▶ **WRITTEN PROBLEM**
Return all the entries exactly, keeping pictures out.

————

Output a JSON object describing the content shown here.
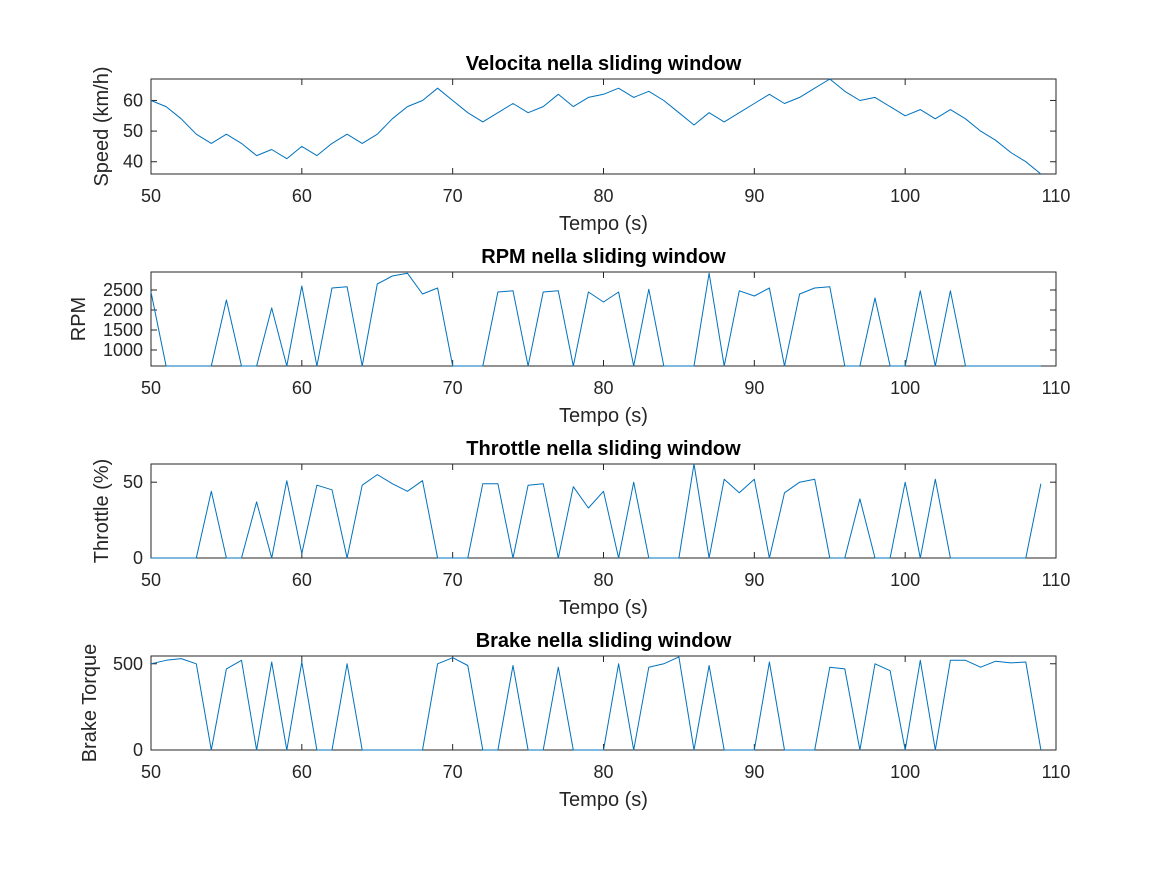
{
  "chart_data": [
    {
      "type": "line",
      "title": "Velocita nella sliding window",
      "xlabel": "Tempo (s)",
      "ylabel": "Speed (km/h)",
      "xlim": [
        50,
        110
      ],
      "ylim": [
        36,
        67
      ],
      "xticks": [
        50,
        60,
        70,
        80,
        90,
        100,
        110
      ],
      "yticks": [
        40,
        50,
        60
      ],
      "grid": false,
      "color": "#0072BD",
      "x": [
        50,
        51,
        52,
        53,
        54,
        55,
        56,
        57,
        58,
        59,
        60,
        61,
        62,
        63,
        64,
        65,
        66,
        67,
        68,
        69,
        70,
        71,
        72,
        73,
        74,
        75,
        76,
        77,
        78,
        79,
        80,
        81,
        82,
        83,
        84,
        85,
        86,
        87,
        88,
        89,
        90,
        91,
        92,
        93,
        94,
        95,
        96,
        97,
        98,
        99,
        100,
        101,
        102,
        103,
        104,
        105,
        106,
        107,
        108,
        109
      ],
      "y": [
        60,
        58,
        54,
        49,
        46,
        49,
        46,
        42,
        44,
        41,
        45,
        42,
        46,
        49,
        46,
        49,
        54,
        58,
        60,
        64,
        60,
        56,
        53,
        56,
        59,
        56,
        58,
        62,
        58,
        61,
        62,
        64,
        61,
        63,
        60,
        56,
        52,
        56,
        53,
        56,
        59,
        62,
        59,
        61,
        64,
        67,
        63,
        60,
        61,
        58,
        55,
        57,
        54,
        57,
        54,
        50,
        47,
        43,
        40,
        36
      ]
    },
    {
      "type": "line",
      "title": "RPM nella sliding window",
      "xlabel": "Tempo (s)",
      "ylabel": "RPM",
      "xlim": [
        50,
        110
      ],
      "ylim": [
        600,
        2950
      ],
      "xticks": [
        50,
        60,
        70,
        80,
        90,
        100,
        110
      ],
      "yticks": [
        1000,
        1500,
        2000,
        2500
      ],
      "grid": false,
      "color": "#0072BD",
      "x": [
        50,
        51,
        52,
        53,
        54,
        55,
        56,
        57,
        58,
        59,
        60,
        61,
        62,
        63,
        64,
        65,
        66,
        67,
        68,
        69,
        70,
        71,
        72,
        73,
        74,
        75,
        76,
        77,
        78,
        79,
        80,
        81,
        82,
        83,
        84,
        85,
        86,
        87,
        88,
        89,
        90,
        91,
        92,
        93,
        94,
        95,
        96,
        97,
        98,
        99,
        100,
        101,
        102,
        103,
        104,
        105,
        106,
        107,
        108,
        109
      ],
      "y": [
        2450,
        600,
        600,
        600,
        600,
        2250,
        600,
        600,
        2050,
        600,
        2600,
        600,
        2550,
        2580,
        600,
        2650,
        2850,
        2920,
        2400,
        2550,
        600,
        600,
        600,
        2450,
        2480,
        600,
        2450,
        2480,
        600,
        2450,
        2200,
        2450,
        600,
        2520,
        600,
        600,
        600,
        2920,
        600,
        2480,
        2350,
        2550,
        600,
        2400,
        2550,
        2580,
        600,
        600,
        2300,
        600,
        600,
        2480,
        600,
        2480,
        600,
        600,
        600,
        600,
        600,
        600
      ]
    },
    {
      "type": "line",
      "title": "Throttle nella sliding window",
      "xlabel": "Tempo (s)",
      "ylabel": "Throttle (%)",
      "xlim": [
        50,
        110
      ],
      "ylim": [
        0,
        62
      ],
      "xticks": [
        50,
        60,
        70,
        80,
        90,
        100,
        110
      ],
      "yticks": [
        0,
        50
      ],
      "grid": false,
      "color": "#0072BD",
      "x": [
        50,
        51,
        52,
        53,
        54,
        55,
        56,
        57,
        58,
        59,
        60,
        61,
        62,
        63,
        64,
        65,
        66,
        67,
        68,
        69,
        70,
        71,
        72,
        73,
        74,
        75,
        76,
        77,
        78,
        79,
        80,
        81,
        82,
        83,
        84,
        85,
        86,
        87,
        88,
        89,
        90,
        91,
        92,
        93,
        94,
        95,
        96,
        97,
        98,
        99,
        100,
        101,
        102,
        103,
        104,
        105,
        106,
        107,
        108,
        109
      ],
      "y": [
        0,
        0,
        0,
        0,
        44,
        0,
        0,
        37,
        0,
        51,
        3,
        48,
        45,
        0,
        48,
        55,
        49,
        44,
        51,
        0,
        0,
        0,
        49,
        49,
        0,
        48,
        49,
        0,
        47,
        33,
        44,
        0,
        50,
        0,
        0,
        0,
        62,
        0,
        52,
        43,
        52,
        0,
        43,
        50,
        52,
        0,
        0,
        39,
        0,
        0,
        50,
        0,
        52,
        0,
        0,
        0,
        0,
        0,
        0,
        49
      ]
    },
    {
      "type": "line",
      "title": "Brake nella sliding window",
      "xlabel": "Tempo (s)",
      "ylabel": "Brake Torque",
      "xlim": [
        50,
        110
      ],
      "ylim": [
        0,
        545
      ],
      "xticks": [
        50,
        60,
        70,
        80,
        90,
        100,
        110
      ],
      "yticks": [
        0,
        500
      ],
      "grid": false,
      "color": "#0072BD",
      "x": [
        50,
        51,
        52,
        53,
        54,
        55,
        56,
        57,
        58,
        59,
        60,
        61,
        62,
        63,
        64,
        65,
        66,
        67,
        68,
        69,
        70,
        71,
        72,
        73,
        74,
        75,
        76,
        77,
        78,
        79,
        80,
        81,
        82,
        83,
        84,
        85,
        86,
        87,
        88,
        89,
        90,
        91,
        92,
        93,
        94,
        95,
        96,
        97,
        98,
        99,
        100,
        101,
        102,
        103,
        104,
        105,
        106,
        107,
        108,
        109
      ],
      "y": [
        500,
        520,
        530,
        500,
        0,
        470,
        520,
        0,
        510,
        0,
        510,
        0,
        0,
        500,
        0,
        0,
        0,
        0,
        0,
        500,
        535,
        490,
        0,
        0,
        490,
        0,
        0,
        480,
        0,
        0,
        0,
        500,
        0,
        480,
        500,
        540,
        0,
        490,
        0,
        0,
        0,
        510,
        0,
        0,
        0,
        480,
        470,
        0,
        500,
        460,
        0,
        520,
        0,
        520,
        520,
        480,
        515,
        505,
        510,
        0
      ]
    }
  ]
}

————

▶ **FULL RESPONSE**
Output a JSON object describing the content shown here.
{
  "chart_data": [
    {
      "type": "line",
      "title": "Velocita nella sliding window",
      "xlabel": "Tempo (s)",
      "ylabel": "Speed (km/h)",
      "xlim": [
        50,
        110
      ],
      "ylim": [
        36,
        67
      ],
      "xticks": [
        50,
        60,
        70,
        80,
        90,
        100,
        110
      ],
      "yticks": [
        40,
        50,
        60
      ],
      "grid": false,
      "color": "#0072BD",
      "x": [
        50,
        51,
        52,
        53,
        54,
        55,
        56,
        57,
        58,
        59,
        60,
        61,
        62,
        63,
        64,
        65,
        66,
        67,
        68,
        69,
        70,
        71,
        72,
        73,
        74,
        75,
        76,
        77,
        78,
        79,
        80,
        81,
        82,
        83,
        84,
        85,
        86,
        87,
        88,
        89,
        90,
        91,
        92,
        93,
        94,
        95,
        96,
        97,
        98,
        99,
        100,
        101,
        102,
        103,
        104,
        105,
        106,
        107,
        108,
        109
      ],
      "y": [
        60,
        58,
        54,
        49,
        46,
        49,
        46,
        42,
        44,
        41,
        45,
        42,
        46,
        49,
        46,
        49,
        54,
        58,
        60,
        64,
        60,
        56,
        53,
        56,
        59,
        56,
        58,
        62,
        58,
        61,
        62,
        64,
        61,
        63,
        60,
        56,
        52,
        56,
        53,
        56,
        59,
        62,
        59,
        61,
        64,
        67,
        63,
        60,
        61,
        58,
        55,
        57,
        54,
        57,
        54,
        50,
        47,
        43,
        40,
        36
      ]
    },
    {
      "type": "line",
      "title": "RPM nella sliding window",
      "xlabel": "Tempo (s)",
      "ylabel": "RPM",
      "xlim": [
        50,
        110
      ],
      "ylim": [
        600,
        2950
      ],
      "xticks": [
        50,
        60,
        70,
        80,
        90,
        100,
        110
      ],
      "yticks": [
        1000,
        1500,
        2000,
        2500
      ],
      "grid": false,
      "color": "#0072BD",
      "x": [
        50,
        51,
        52,
        53,
        54,
        55,
        56,
        57,
        58,
        59,
        60,
        61,
        62,
        63,
        64,
        65,
        66,
        67,
        68,
        69,
        70,
        71,
        72,
        73,
        74,
        75,
        76,
        77,
        78,
        79,
        80,
        81,
        82,
        83,
        84,
        85,
        86,
        87,
        88,
        89,
        90,
        91,
        92,
        93,
        94,
        95,
        96,
        97,
        98,
        99,
        100,
        101,
        102,
        103,
        104,
        105,
        106,
        107,
        108,
        109
      ],
      "y": [
        2450,
        600,
        600,
        600,
        600,
        2250,
        600,
        600,
        2050,
        600,
        2600,
        600,
        2550,
        2580,
        600,
        2650,
        2850,
        2920,
        2400,
        2550,
        600,
        600,
        600,
        2450,
        2480,
        600,
        2450,
        2480,
        600,
        2450,
        2200,
        2450,
        600,
        2520,
        600,
        600,
        600,
        2920,
        600,
        2480,
        2350,
        2550,
        600,
        2400,
        2550,
        2580,
        600,
        600,
        2300,
        600,
        600,
        2480,
        600,
        2480,
        600,
        600,
        600,
        600,
        600,
        600
      ]
    },
    {
      "type": "line",
      "title": "Throttle nella sliding window",
      "xlabel": "Tempo (s)",
      "ylabel": "Throttle (%)",
      "xlim": [
        50,
        110
      ],
      "ylim": [
        0,
        62
      ],
      "xticks": [
        50,
        60,
        70,
        80,
        90,
        100,
        110
      ],
      "yticks": [
        0,
        50
      ],
      "grid": false,
      "color": "#0072BD",
      "x": [
        50,
        51,
        52,
        53,
        54,
        55,
        56,
        57,
        58,
        59,
        60,
        61,
        62,
        63,
        64,
        65,
        66,
        67,
        68,
        69,
        70,
        71,
        72,
        73,
        74,
        75,
        76,
        77,
        78,
        79,
        80,
        81,
        82,
        83,
        84,
        85,
        86,
        87,
        88,
        89,
        90,
        91,
        92,
        93,
        94,
        95,
        96,
        97,
        98,
        99,
        100,
        101,
        102,
        103,
        104,
        105,
        106,
        107,
        108,
        109
      ],
      "y": [
        0,
        0,
        0,
        0,
        44,
        0,
        0,
        37,
        0,
        51,
        3,
        48,
        45,
        0,
        48,
        55,
        49,
        44,
        51,
        0,
        0,
        0,
        49,
        49,
        0,
        48,
        49,
        0,
        47,
        33,
        44,
        0,
        50,
        0,
        0,
        0,
        62,
        0,
        52,
        43,
        52,
        0,
        43,
        50,
        52,
        0,
        0,
        39,
        0,
        0,
        50,
        0,
        52,
        0,
        0,
        0,
        0,
        0,
        0,
        49
      ]
    },
    {
      "type": "line",
      "title": "Brake nella sliding window",
      "xlabel": "Tempo (s)",
      "ylabel": "Brake Torque",
      "xlim": [
        50,
        110
      ],
      "ylim": [
        0,
        545
      ],
      "xticks": [
        50,
        60,
        70,
        80,
        90,
        100,
        110
      ],
      "yticks": [
        0,
        500
      ],
      "grid": false,
      "color": "#0072BD",
      "x": [
        50,
        51,
        52,
        53,
        54,
        55,
        56,
        57,
        58,
        59,
        60,
        61,
        62,
        63,
        64,
        65,
        66,
        67,
        68,
        69,
        70,
        71,
        72,
        73,
        74,
        75,
        76,
        77,
        78,
        79,
        80,
        81,
        82,
        83,
        84,
        85,
        86,
        87,
        88,
        89,
        90,
        91,
        92,
        93,
        94,
        95,
        96,
        97,
        98,
        99,
        100,
        101,
        102,
        103,
        104,
        105,
        106,
        107,
        108,
        109
      ],
      "y": [
        500,
        520,
        530,
        500,
        0,
        470,
        520,
        0,
        510,
        0,
        510,
        0,
        0,
        500,
        0,
        0,
        0,
        0,
        0,
        500,
        535,
        490,
        0,
        0,
        490,
        0,
        0,
        480,
        0,
        0,
        0,
        500,
        0,
        480,
        500,
        540,
        0,
        490,
        0,
        0,
        0,
        510,
        0,
        0,
        0,
        480,
        470,
        0,
        500,
        460,
        0,
        520,
        0,
        520,
        520,
        480,
        515,
        505,
        510,
        0
      ]
    }
  ]
}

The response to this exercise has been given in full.